**YOUR GOAL**
Repeat the material below exactly, with no pictures.

[Collected data entries]
= = = =

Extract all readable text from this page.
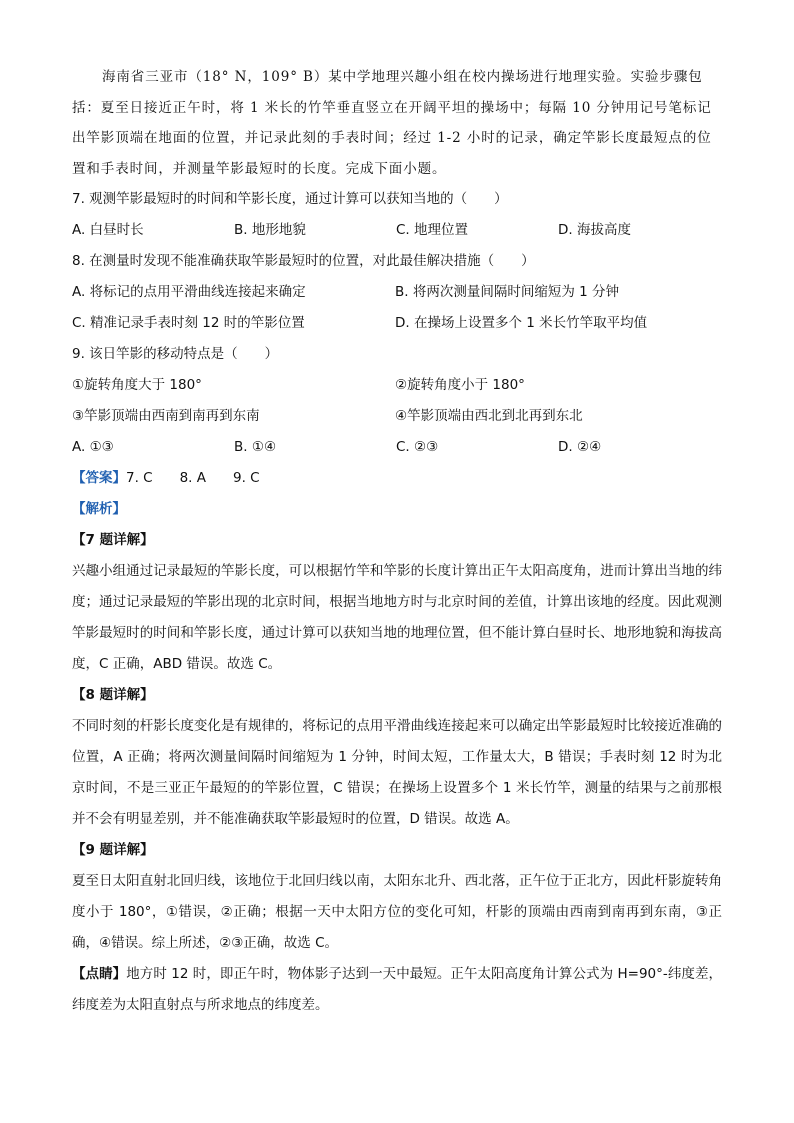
海南省三亚市（18° N，109° B）某中学地理兴趣小组在校内操场进行地理实验。实验步骤包括：夏至日接近正午时，将 1 米长的竹竿垂直竖立在开阔平坦的操场中；每隔 10 分钟用记号笔标记出竿影顶端在地面的位置，并记录此刻的手表时间；经过 1-2 小时的记录，确定竿影长度最短点的位置和手表时间，并测量竿影最短时的长度。完成下面小题。

7. 观测竿影最短时的时间和竿影长度，通过计算可以获知当地的（　　）

A. 白昼时长	B. 地形地貌	C. 地理位置	D. 海拔高度

8. 在测量时发现不能准确获取竿影最短时的位置，对此最佳解决措施（　　）

A. 将标记的点用平滑曲线连接起来确定	B. 将两次测量间隔时间缩短为 1 分钟
C. 精准记录手表时刻 12 时的竿影位置	D. 在操场上设置多个 1 米长竹竿取平均值

9. 该日竿影的移动特点是（　　）

①旋转角度大于 180°	②旋转角度小于 180°
③竿影顶端由西南到南再到东南	④竿影顶端由西北到北再到东北
A. ①③	B. ①④	C. ②③	D. ②④

【答案】7. C　　8. A　　9. C

【解析】

【7 题详解】

兴趣小组通过记录最短的竿影长度，可以根据竹竿和竿影的长度计算出正午太阳高度角，进而计算出当地的纬度；通过记录最短的竿影出现的北京时间，根据当地地方时与北京时间的差值，计算出该地的经度。因此观测竿影最短时的时间和竿影长度，通过计算可以获知当地的地理位置，但不能计算白昼时长、地形地貌和海拔高度，C 正确，ABD 错误。故选 C。

【8 题详解】

不同时刻的杆影长度变化是有规律的，将标记的点用平滑曲线连接起来可以确定出竿影最短时比较接近准确的位置，A 正确；将两次测量间隔时间缩短为 1 分钟，时间太短，工作量太大，B 错误；手表时刻 12 时为北京时间，不是三亚正午最短的的竿影位置，C 错误；在操场上设置多个 1 米长竹竿，测量的结果与之前那根并不会有明显差别，并不能准确获取竿影最短时的位置，D 错误。故选 A。

【9 题详解】

夏至日太阳直射北回归线，该地位于北回归线以南，太阳东北升、西北落，正午位于正北方，因此杆影旋转角度小于 180°，①错误，②正确；根据一天中太阳方位的变化可知，杆影的顶端由西南到南再到东南，③正确，④错误。综上所述，②③正确，故选 C。

【点睛】地方时 12 时，即正午时，物体影子达到一天中最短。正午太阳高度角计算公式为 H=90°-纬度差，纬度差为太阳直射点与所求地点的纬度差。
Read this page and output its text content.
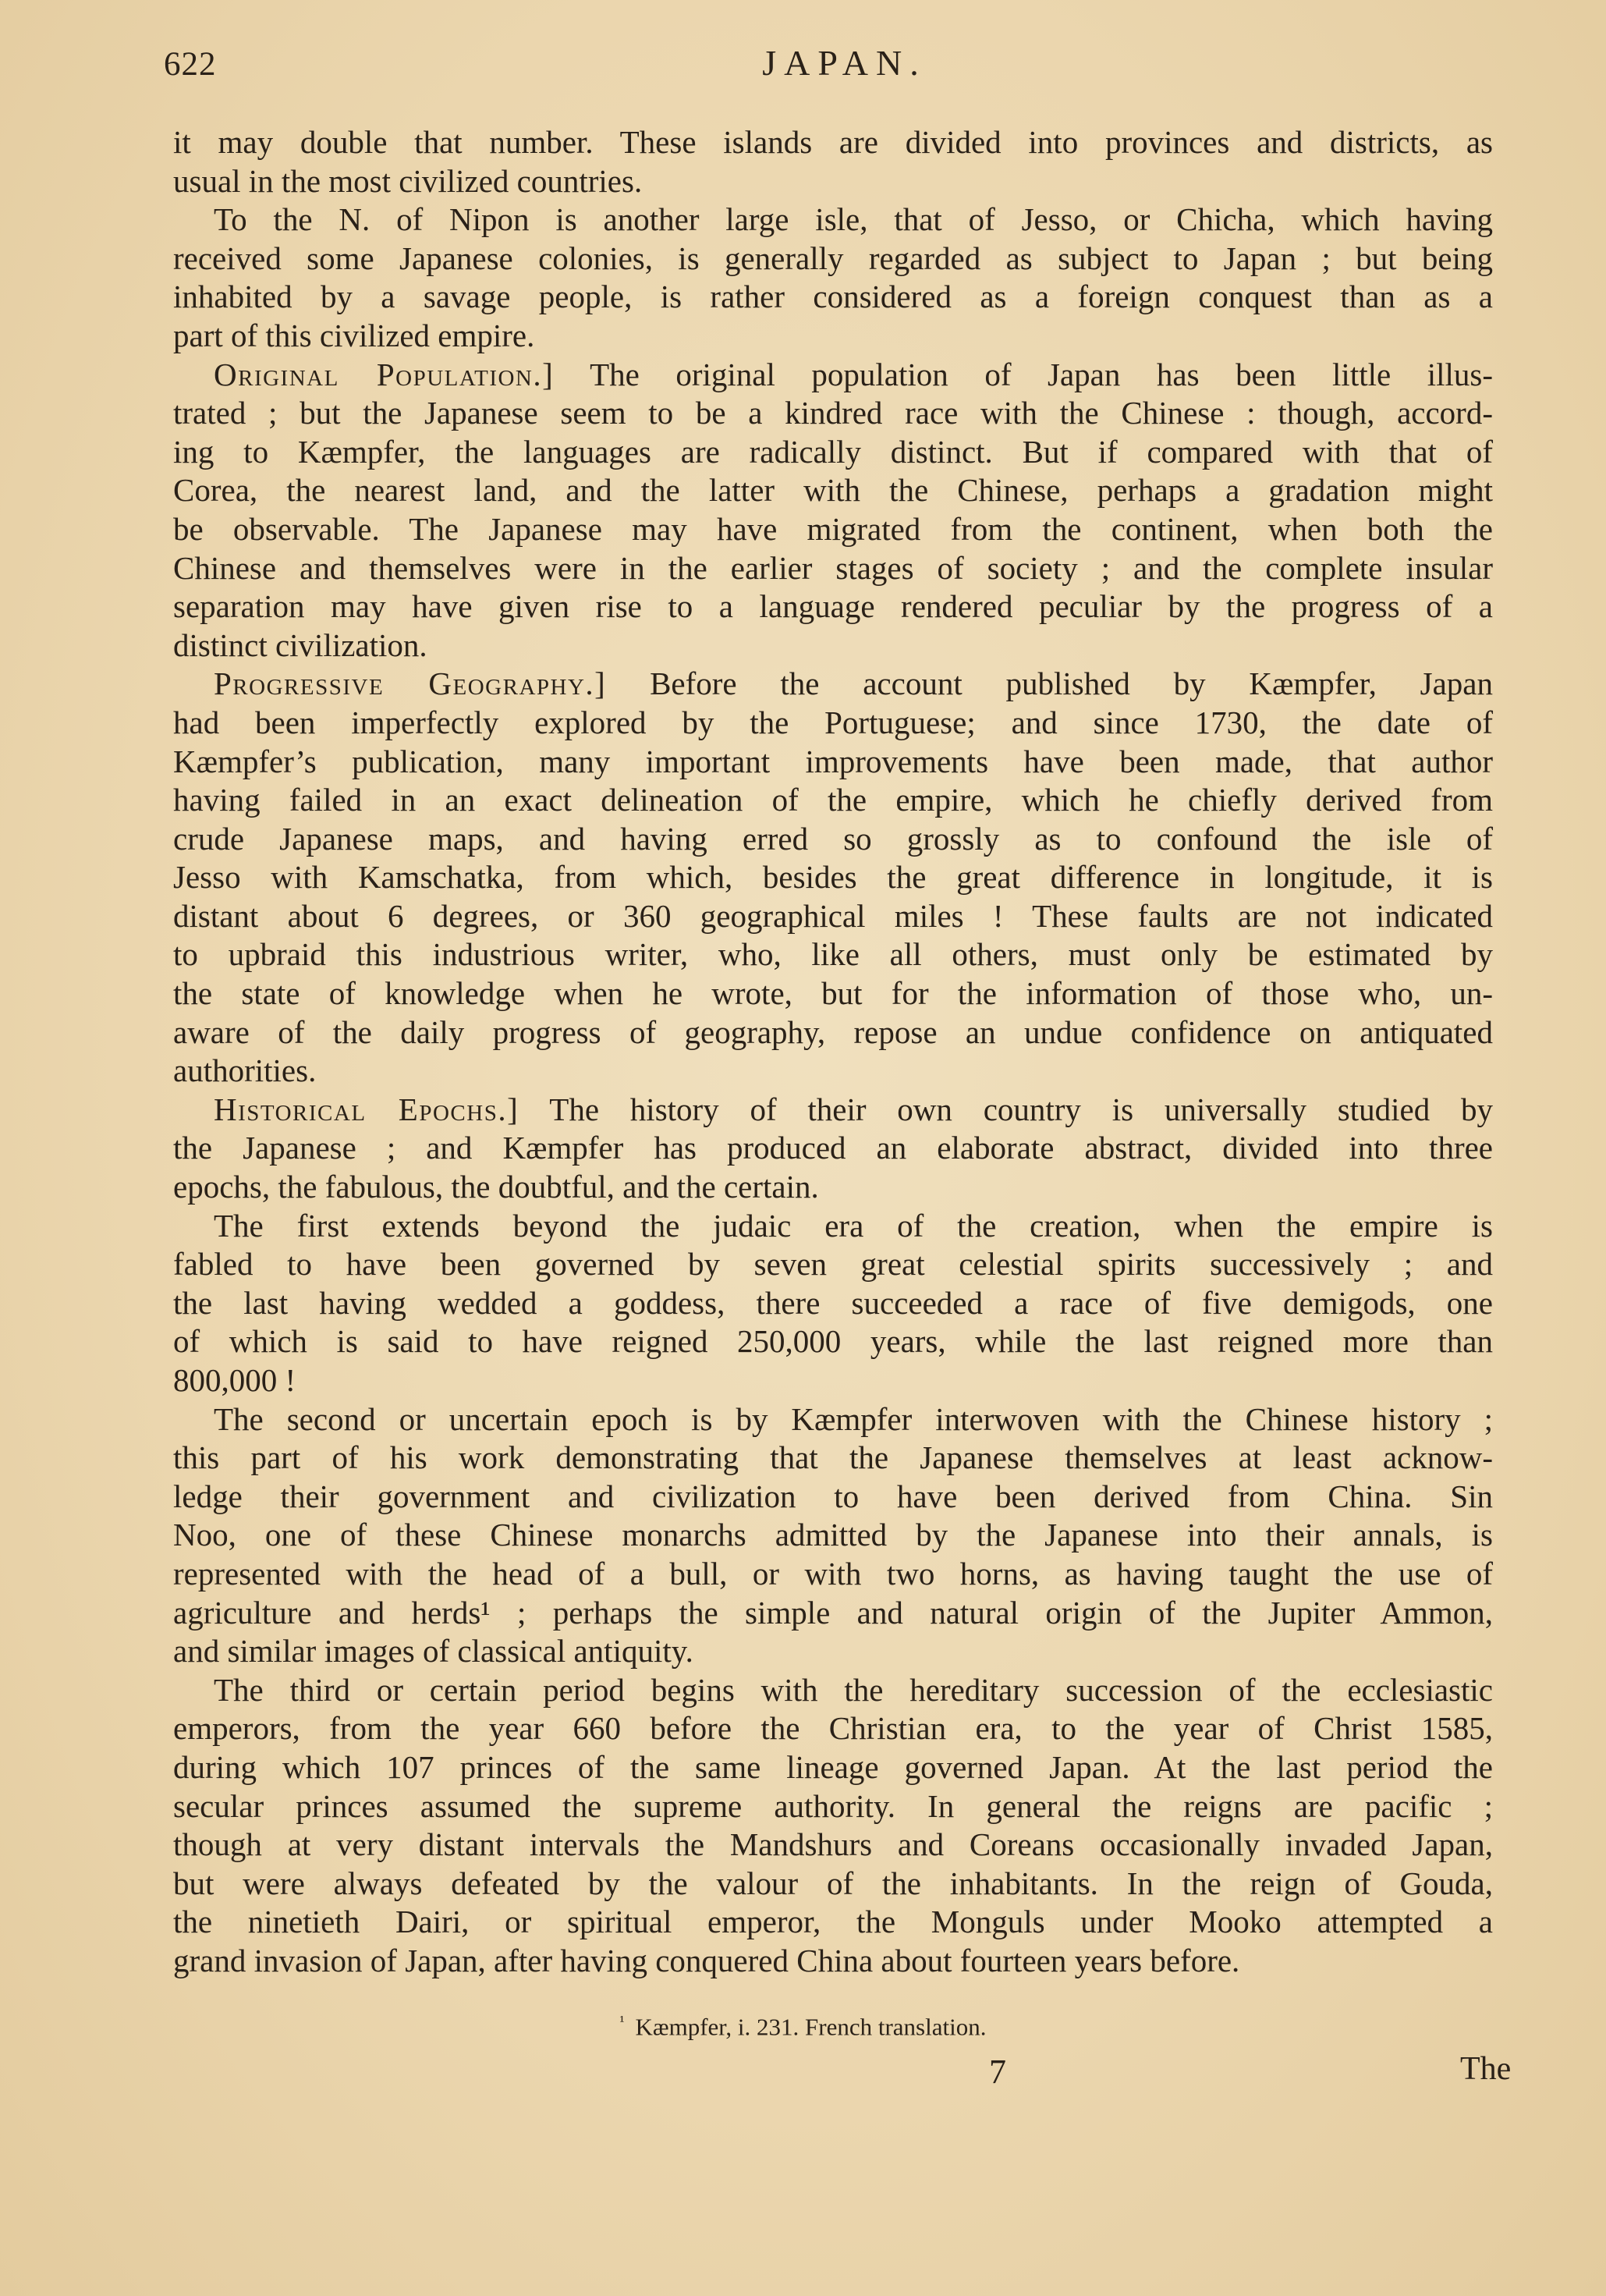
622	JAPAN.
it may double that number. These islands are divided into provinces and districts, as
usual in the most civilized countries.
To the N. of Nipon is another large isle, that of Jesso, or Chicha, which having
received some Japanese colonies, is generally regarded as subject to Japan ; but being
inhabited by a savage people, is rather considered as a foreign conquest than as a
part of this civilized empire.
Original Population.] The original population of Japan has been little illus-
trated ; but the Japanese seem to be a kindred race with the Chinese : though, accord-
ing to Kæmpfer, the languages are radically distinct. But if compared with that of
Corea, the nearest land, and the latter with the Chinese, perhaps a gradation might
be observable. The Japanese may have migrated from the continent, when both the
Chinese and themselves were in the earlier stages of society ; and the complete insular
separation may have given rise to a language rendered peculiar by the progress of a
distinct civilization.
Progressive Geography.] Before the account published by Kæmpfer, Japan
had been imperfectly explored by the Portuguese; and since 1730, the date of
Kæmpfer’s publication, many important improvements have been made, that author
having failed in an exact delineation of the empire, which he chiefly derived from
crude Japanese maps, and having erred so grossly as to confound the isle of
Jesso with Kamschatka, from which, besides the great difference in longitude, it is
distant about 6 degrees, or 360 geographical miles ! These faults are not indicated
to upbraid this industrious writer, who, like all others, must only be estimated by
the state of knowledge when he wrote, but for the information of those who, un-
aware of the daily progress of geography, repose an undue confidence on antiquated
authorities.
Historical Epochs.] The history of their own country is universally studied by
the Japanese ; and Kæmpfer has produced an elaborate abstract, divided into three
epochs, the fabulous, the doubtful, and the certain.
The first extends beyond the judaic era of the creation, when the empire is
fabled to have been governed by seven great celestial spirits successively ; and
the last having wedded a goddess, there succeeded a race of five demigods, one
of which is said to have reigned 250,000 years, while the last reigned more than
800,000 !
The second or uncertain epoch is by Kæmpfer interwoven with the Chinese history ;
this part of his work demonstrating that the Japanese themselves at least acknow-
ledge their government and civilization to have been derived from China. Sin
Noo, one of these Chinese monarchs admitted by the Japanese into their annals, is
represented with the head of a bull, or with two horns, as having taught the use of
agriculture and herds¹ ; perhaps the simple and natural origin of the Jupiter Ammon,
and similar images of classical antiquity.
The third or certain period begins with the hereditary succession of the ecclesiastic
emperors, from the year 660 before the Christian era, to the year of Christ 1585,
during which 107 princes of the same lineage governed Japan. At the last period the
secular princes assumed the supreme authority. In general the reigns are pacific ;
though at very distant intervals the Mandshurs and Coreans occasionally invaded Japan,
but were always defeated by the valour of the inhabitants. In the reign of Gouda,
the ninetieth Dairi, or spiritual emperor, the Monguls under Mooko attempted a
grand invasion of Japan, after having conquered China about fourteen years before.
$^{^1}$ Kæmpfer, i. 231. French translation.
7	The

= = = =

**EXERCISE SOLUTION**
Extract all readable text from this page.
海南省三亚市（18° N，109° B）某中学地理兴趣小组在校内操场进行地理实验。实验步骤包括：夏至日接近正午时，将 1 米长的竹竿垂直竖立在开阔平坦的操场中；每隔 10 分钟用记号笔标记出竿影顶端在地面的位置，并记录此刻的手表时间；经过 1-2 小时的记录，确定竿影长度最短点的位置和手表时间，并测量竿影最短时的长度。完成下面小题。

7. 观测竿影最短时的时间和竿影长度，通过计算可以获知当地的（　　）

A. 白昼时长	B. 地形地貌	C. 地理位置	D. 海拔高度

8. 在测量时发现不能准确获取竿影最短时的位置，对此最佳解决措施（　　）

A. 将标记的点用平滑曲线连接起来确定	B. 将两次测量间隔时间缩短为 1 分钟
C. 精准记录手表时刻 12 时的竿影位置	D. 在操场上设置多个 1 米长竹竿取平均值

9. 该日竿影的移动特点是（　　）

①旋转角度大于 180°	②旋转角度小于 180°
③竿影顶端由西南到南再到东南	④竿影顶端由西北到北再到东北
A. ①③	B. ①④	C. ②③	D. ②④

【答案】7. C　　8. A　　9. C

【解析】

【7 题详解】

兴趣小组通过记录最短的竿影长度，可以根据竹竿和竿影的长度计算出正午太阳高度角，进而计算出当地的纬度；通过记录最短的竿影出现的北京时间，根据当地地方时与北京时间的差值，计算出该地的经度。因此观测竿影最短时的时间和竿影长度，通过计算可以获知当地的地理位置，但不能计算白昼时长、地形地貌和海拔高度，C 正确，ABD 错误。故选 C。

【8 题详解】

不同时刻的杆影长度变化是有规律的，将标记的点用平滑曲线连接起来可以确定出竿影最短时比较接近准确的位置，A 正确；将两次测量间隔时间缩短为 1 分钟，时间太短，工作量太大，B 错误；手表时刻 12 时为北京时间，不是三亚正午最短的的竿影位置，C 错误；在操场上设置多个 1 米长竹竿，测量的结果与之前那根并不会有明显差别，并不能准确获取竿影最短时的位置，D 错误。故选 A。

【9 题详解】

夏至日太阳直射北回归线，该地位于北回归线以南，太阳东北升、西北落，正午位于正北方，因此杆影旋转角度小于 180°，①错误，②正确；根据一天中太阳方位的变化可知，杆影的顶端由西南到南再到东南，③正确，④错误。综上所述，②③正确，故选 C。

【点睛】地方时 12 时，即正午时，物体影子达到一天中最短。正午太阳高度角计算公式为 H=90°-纬度差，纬度差为太阳直射点与所求地点的纬度差。
Read this page and output its text content.
622	JAPAN.
it may double that number. These islands are divided into provinces and districts, as
usual in the most civilized countries.
To the N. of Nipon is another large isle, that of Jesso, or Chicha, which having
received some Japanese colonies, is generally regarded as subject to Japan ; but being
inhabited by a savage people, is rather considered as a foreign conquest than as a
part of this civilized empire.
Original Population.] The original population of Japan has been little illus-
trated ; but the Japanese seem to be a kindred race with the Chinese : though, accord-
ing to Kæmpfer, the languages are radically distinct. But if compared with that of
Corea, the nearest land, and the latter with the Chinese, perhaps a gradation might
be observable. The Japanese may have migrated from the continent, when both the
Chinese and themselves were in the earlier stages of society ; and the complete insular
separation may have given rise to a language rendered peculiar by the progress of a
distinct civilization.
Progressive Geography.] Before the account published by Kæmpfer, Japan
had been imperfectly explored by the Portuguese; and since 1730, the date of
Kæmpfer’s publication, many important improvements have been made, that author
having failed in an exact delineation of the empire, which he chiefly derived from
crude Japanese maps, and having erred so grossly as to confound the isle of
Jesso with Kamschatka, from which, besides the great difference in longitude, it is
distant about 6 degrees, or 360 geographical miles ! These faults are not indicated
to upbraid this industrious writer, who, like all others, must only be estimated by
the state of knowledge when he wrote, but for the information of those who, un-
aware of the daily progress of geography, repose an undue confidence on antiquated
authorities.
Historical Epochs.] The history of their own country is universally studied by
the Japanese ; and Kæmpfer has produced an elaborate abstract, divided into three
epochs, the fabulous, the doubtful, and the certain.
The first extends beyond the judaic era of the creation, when the empire is
fabled to have been governed by seven great celestial spirits successively ; and
the last having wedded a goddess, there succeeded a race of five demigods, one
of which is said to have reigned 250,000 years, while the last reigned more than
800,000 !
The second or uncertain epoch is by Kæmpfer interwoven with the Chinese history ;
this part of his work demonstrating that the Japanese themselves at least acknow-
ledge their government and civilization to have been derived from China. Sin
Noo, one of these Chinese monarchs admitted by the Japanese into their annals, is
represented with the head of a bull, or with two horns, as having taught the use of
agriculture and herds¹ ; perhaps the simple and natural origin of the Jupiter Ammon,
and similar images of classical antiquity.
The third or certain period begins with the hereditary succession of the ecclesiastic
emperors, from the year 660 before the Christian era, to the year of Christ 1585,
during which 107 princes of the same lineage governed Japan. At the last period the
secular princes assumed the supreme authority. In general the reigns are pacific ;
though at very distant intervals the Mandshurs and Coreans occasionally invaded Japan,
but were always defeated by the valour of the inhabitants. In the reign of Gouda,
the ninetieth Dairi, or spiritual emperor, the Monguls under Mooko attempted a
grand invasion of Japan, after having conquered China about fourteen years before.
$^{^1}$ Kæmpfer, i. 231. French translation.
7	The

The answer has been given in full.